** Records follows **

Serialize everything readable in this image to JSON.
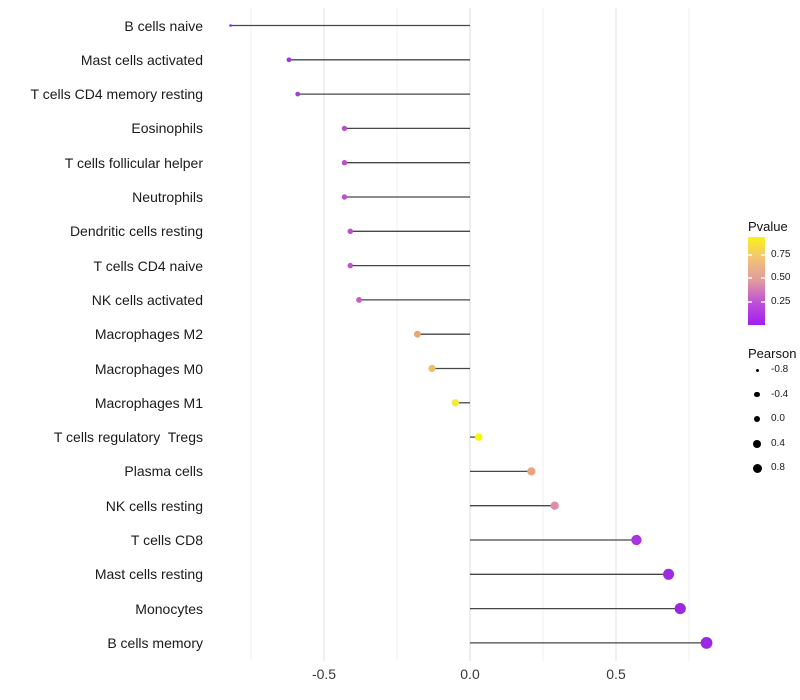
{
  "chart_data": {
    "type": "scatter",
    "variant": "lollipop",
    "title": "",
    "xlabel": "",
    "ylabel": "",
    "xlim": [
      -0.9,
      0.9
    ],
    "grid": true,
    "baseline_x": 0,
    "x_ticks": [
      {
        "value": -0.5,
        "label": "-0.5"
      },
      {
        "value": 0.0,
        "label": "0.0"
      },
      {
        "value": 0.5,
        "label": "0.5"
      }
    ],
    "x_major_gridlines": [
      -0.5,
      0.0,
      0.5
    ],
    "x_minor_gridlines": [
      -0.75,
      -0.25,
      0.25,
      0.75
    ],
    "series_encoding": {
      "x": "pearson",
      "color": "pvalue (purple = low, yellow = high)",
      "size": "pearson"
    },
    "rows": [
      {
        "label": "B cells naive",
        "pearson": -0.82,
        "color": "#8226E0",
        "radius": 1.3
      },
      {
        "label": "Mast cells activated",
        "pearson": -0.62,
        "color": "#A138D8",
        "radius": 2.4
      },
      {
        "label": "T cells CD4 memory resting",
        "pearson": -0.59,
        "color": "#A53CD4",
        "radius": 2.4
      },
      {
        "label": "Eosinophils",
        "pearson": -0.43,
        "color": "#BA4ECC",
        "radius": 2.7
      },
      {
        "label": "T cells follicular helper",
        "pearson": -0.43,
        "color": "#BA4ECC",
        "radius": 2.7
      },
      {
        "label": "Neutrophils",
        "pearson": -0.43,
        "color": "#BB50CB",
        "radius": 2.7
      },
      {
        "label": "Dendritic cells resting",
        "pearson": -0.41,
        "color": "#BD53C9",
        "radius": 2.75
      },
      {
        "label": "T cells CD4 naive",
        "pearson": -0.41,
        "color": "#BD53C9",
        "radius": 2.75
      },
      {
        "label": "NK cells activated",
        "pearson": -0.38,
        "color": "#C45CC4",
        "radius": 2.9
      },
      {
        "label": "Macrophages M2",
        "pearson": -0.18,
        "color": "#E8A873",
        "radius": 3.5
      },
      {
        "label": "Macrophages M0",
        "pearson": -0.13,
        "color": "#EEBE62",
        "radius": 3.6
      },
      {
        "label": "Macrophages M1",
        "pearson": -0.05,
        "color": "#F6E93C",
        "radius": 3.7
      },
      {
        "label": "T cells regulatory  Tregs",
        "pearson": 0.03,
        "color": "#FBF508",
        "radius": 3.8
      },
      {
        "label": "Plasma cells",
        "pearson": 0.21,
        "color": "#EFA07C",
        "radius": 4.1
      },
      {
        "label": "NK cells resting",
        "pearson": 0.29,
        "color": "#DE8EA4",
        "radius": 4.2
      },
      {
        "label": "T cells CD8",
        "pearson": 0.57,
        "color": "#A835DE",
        "radius": 5.2
      },
      {
        "label": "Mast cells resting",
        "pearson": 0.68,
        "color": "#9D2BE2",
        "radius": 5.5
      },
      {
        "label": "Monocytes",
        "pearson": 0.72,
        "color": "#9A28E3",
        "radius": 5.6
      },
      {
        "label": "B cells memory",
        "pearson": 0.81,
        "color": "#9B27E5",
        "radius": 5.9
      }
    ]
  },
  "legends": {
    "pvalue": {
      "title": "Pvalue",
      "range": [
        0.0,
        0.94
      ],
      "ticks": [
        {
          "value": 0.75,
          "label": "0.75"
        },
        {
          "value": 0.5,
          "label": "0.50"
        },
        {
          "value": 0.25,
          "label": "0.25"
        }
      ],
      "gradient_bottom_to_top": [
        "#A01EF0",
        "#BE4FD8",
        "#E2999E",
        "#F1C279",
        "#FBF116"
      ]
    },
    "pearson": {
      "title": "Pearson",
      "entries": [
        {
          "label": "-0.8",
          "radius": 1.5
        },
        {
          "label": "-0.4",
          "radius": 2.65
        },
        {
          "label": "0.0",
          "radius": 3.35
        },
        {
          "label": "0.4",
          "radius": 4.0
        },
        {
          "label": "0.8",
          "radius": 4.5
        }
      ],
      "dot_color": "#000000"
    }
  },
  "style_colors": {
    "background": "#ffffff",
    "segment": "#474747",
    "major_gridline": "#E2E2E2",
    "zero_gridline": "#D8D8D8",
    "minor_gridline": "#F1F1F1",
    "axis_text": "#383838"
  }
}
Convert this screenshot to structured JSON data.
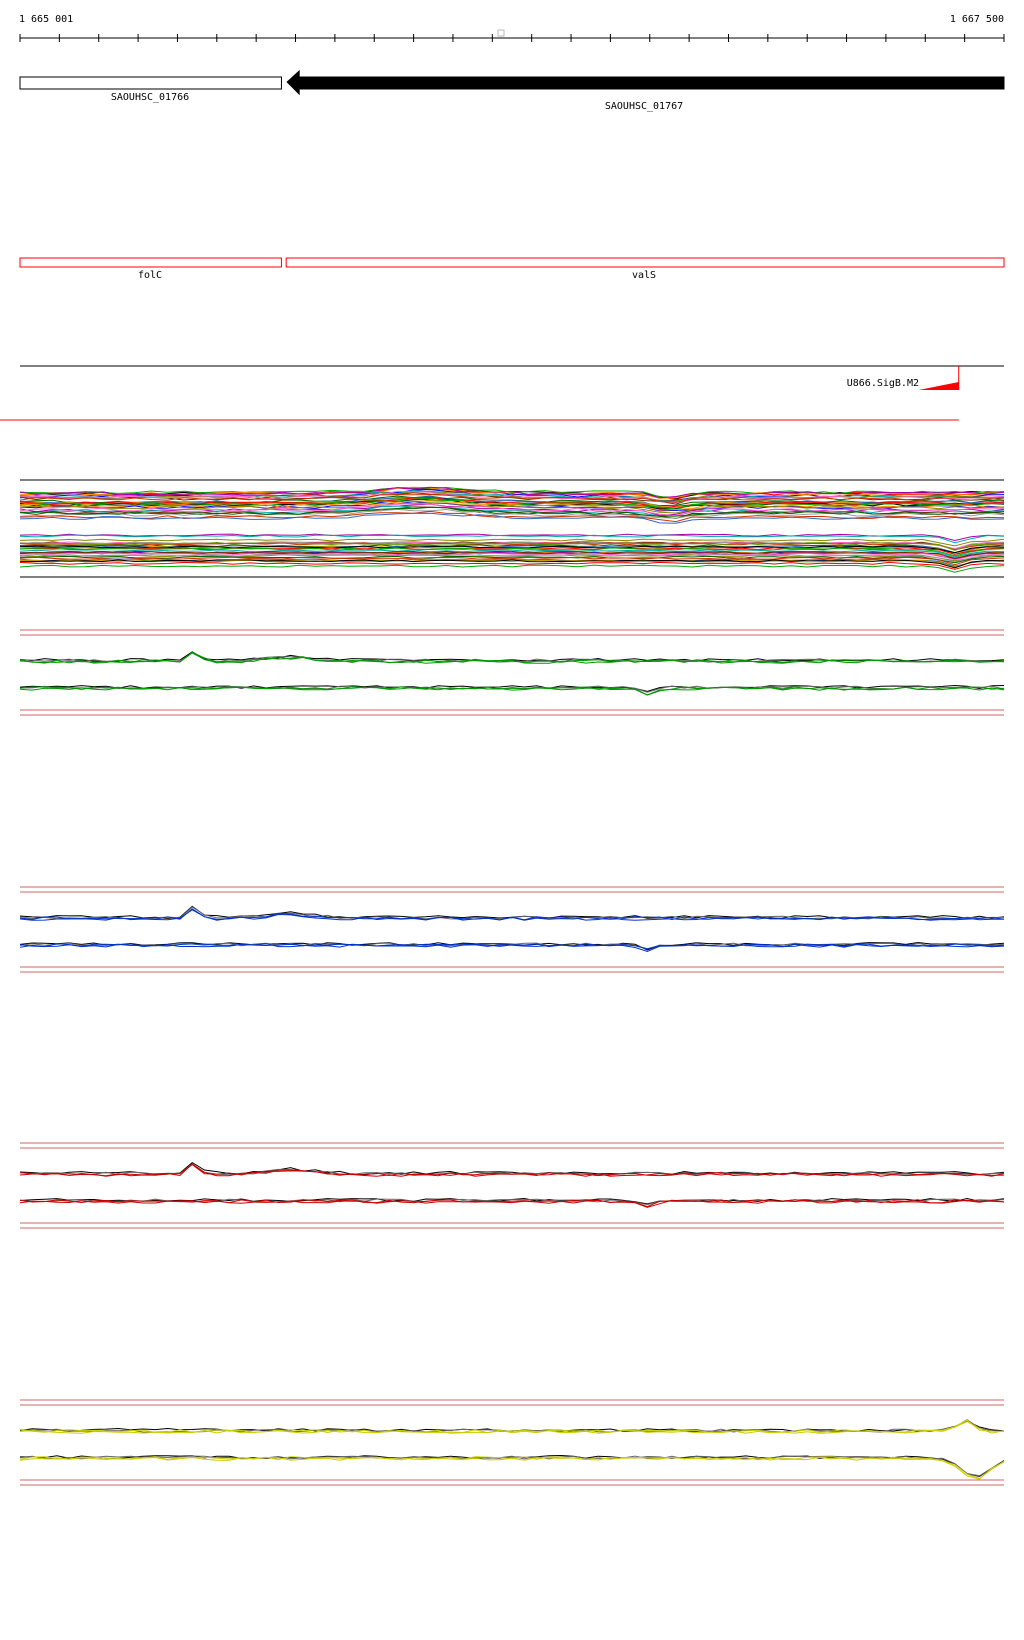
{
  "ruler": {
    "start_label": "1 665 001",
    "end_label": "1 667 500",
    "start": 1665001,
    "end": 1667500
  },
  "genes": [
    {
      "locus": "SAOUHSC_01766",
      "strand": "+",
      "start": 1665001,
      "end": 1665665
    },
    {
      "locus": "SAOUHSC_01767",
      "strand": "-",
      "start": 1665677,
      "end": 1667500
    }
  ],
  "gene_names": [
    {
      "name": "folC",
      "start": 1665001,
      "end": 1665665
    },
    {
      "name": "valS",
      "start": 1665677,
      "end": 1667500
    }
  ],
  "feature": {
    "label": "U866.SigB.M2",
    "position": 1667385
  },
  "colors": {
    "gene_outline": "#000000",
    "gene_fill_reverse": "#000000",
    "gene_name_outline": "#ff0000",
    "feature": "#ff0000",
    "track_bounds": "#cc6666",
    "track1": "#009900",
    "track2": "#0033cc",
    "track3": "#cc0000",
    "track4": "#cccc00",
    "overlay_black": "#000000",
    "overlay_gray": "#666666"
  },
  "multi_track": {
    "line_colors": [
      "#000000",
      "#ff0000",
      "#00aa00",
      "#0000ff",
      "#ff8800",
      "#aa00aa",
      "#00aaaa",
      "#888800",
      "#663300",
      "#ff66cc",
      "#999999",
      "#006600",
      "#cc3300",
      "#3366cc",
      "#669900",
      "#cc9900"
    ]
  },
  "expression_tracks": [
    {
      "name": "track-green",
      "color_key": "track1"
    },
    {
      "name": "track-blue",
      "color_key": "track2"
    },
    {
      "name": "track-red",
      "color_key": "track3"
    },
    {
      "name": "track-yellow",
      "color_key": "track4"
    }
  ]
}
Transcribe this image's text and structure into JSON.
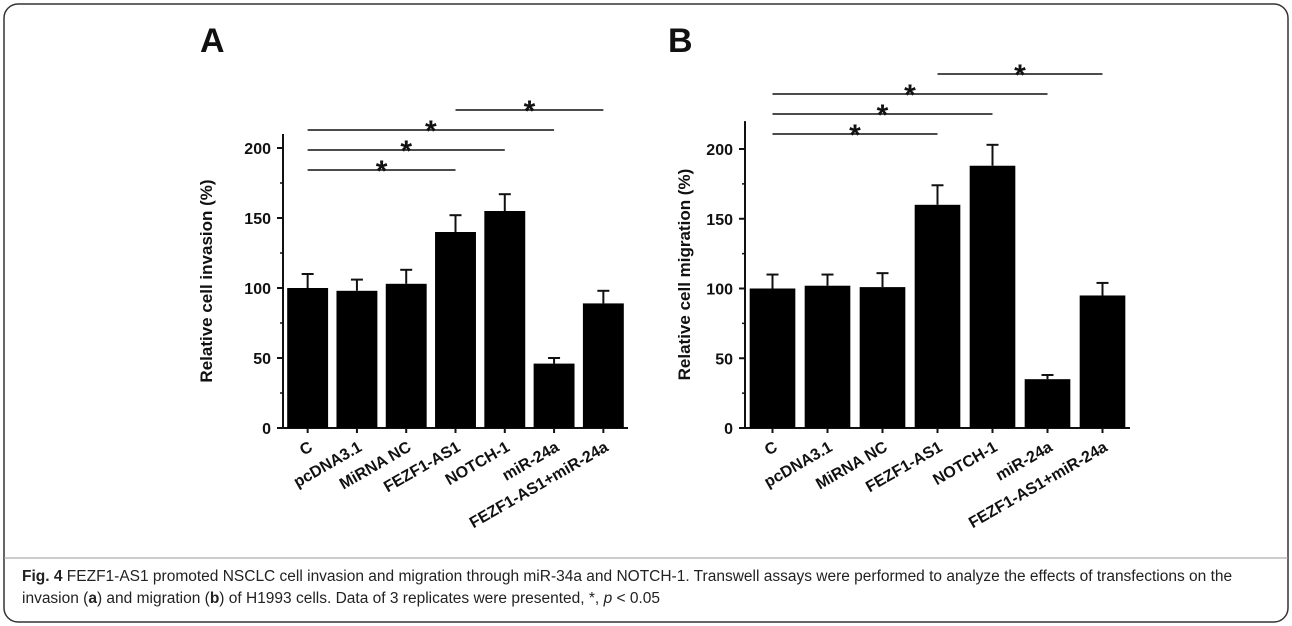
{
  "caption": {
    "fig_label": "Fig. 4",
    "text_1": "FEZF1-AS1 promoted NSCLC cell invasion and migration through miR-34a and NOTCH-1. Transwell assays were performed to analyze the effects of transfections on the invasion (",
    "mark_a": "a",
    "text_2": ") and migration (",
    "mark_b": "b",
    "text_3": ") of H1993 cells. Data of 3 replicates were presented, *, ",
    "p_symbol": "p",
    "text_4": " < 0.05"
  },
  "chart_data": [
    {
      "type": "bar",
      "panel": "A",
      "ylabel": "Relative cell invasion (%)",
      "xlabel": "",
      "title": "",
      "ylim": [
        0,
        210
      ],
      "yticks": [
        0,
        50,
        100,
        150,
        200
      ],
      "categories": [
        "C",
        "pcDNA3.1",
        "MiRNA NC",
        "FEZF1-AS1",
        "NOTCH-1",
        "miR-24a",
        "FEZF1-AS1+miR-24a"
      ],
      "values": [
        100,
        98,
        103,
        140,
        155,
        46,
        89
      ],
      "errors": [
        10,
        8,
        10,
        12,
        12,
        4,
        9
      ],
      "significance": [
        {
          "from": 0,
          "to": 3,
          "label": "*"
        },
        {
          "from": 0,
          "to": 4,
          "label": "*"
        },
        {
          "from": 0,
          "to": 5,
          "label": "*"
        },
        {
          "from": 3,
          "to": 6,
          "label": "*"
        }
      ],
      "grid": false,
      "bar_color": "#000000"
    },
    {
      "type": "bar",
      "panel": "B",
      "ylabel": "Relative cell migration (%)",
      "xlabel": "",
      "title": "",
      "ylim": [
        0,
        220
      ],
      "yticks": [
        0,
        50,
        100,
        150,
        200
      ],
      "categories": [
        "C",
        "pcDNA3.1",
        "MiRNA NC",
        "FEZF1-AS1",
        "NOTCH-1",
        "miR-24a",
        "FEZF1-AS1+miR-24a"
      ],
      "values": [
        100,
        102,
        101,
        160,
        188,
        35,
        95
      ],
      "errors": [
        10,
        8,
        10,
        14,
        15,
        3,
        9
      ],
      "significance": [
        {
          "from": 0,
          "to": 3,
          "label": "*"
        },
        {
          "from": 0,
          "to": 4,
          "label": "*"
        },
        {
          "from": 0,
          "to": 5,
          "label": "*"
        },
        {
          "from": 3,
          "to": 6,
          "label": "*"
        }
      ],
      "grid": false,
      "bar_color": "#000000"
    }
  ]
}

** End of Records **

The task:
In the listing above, how many of the lines contain the string "image"? Respond with the number alone.

Solution:
2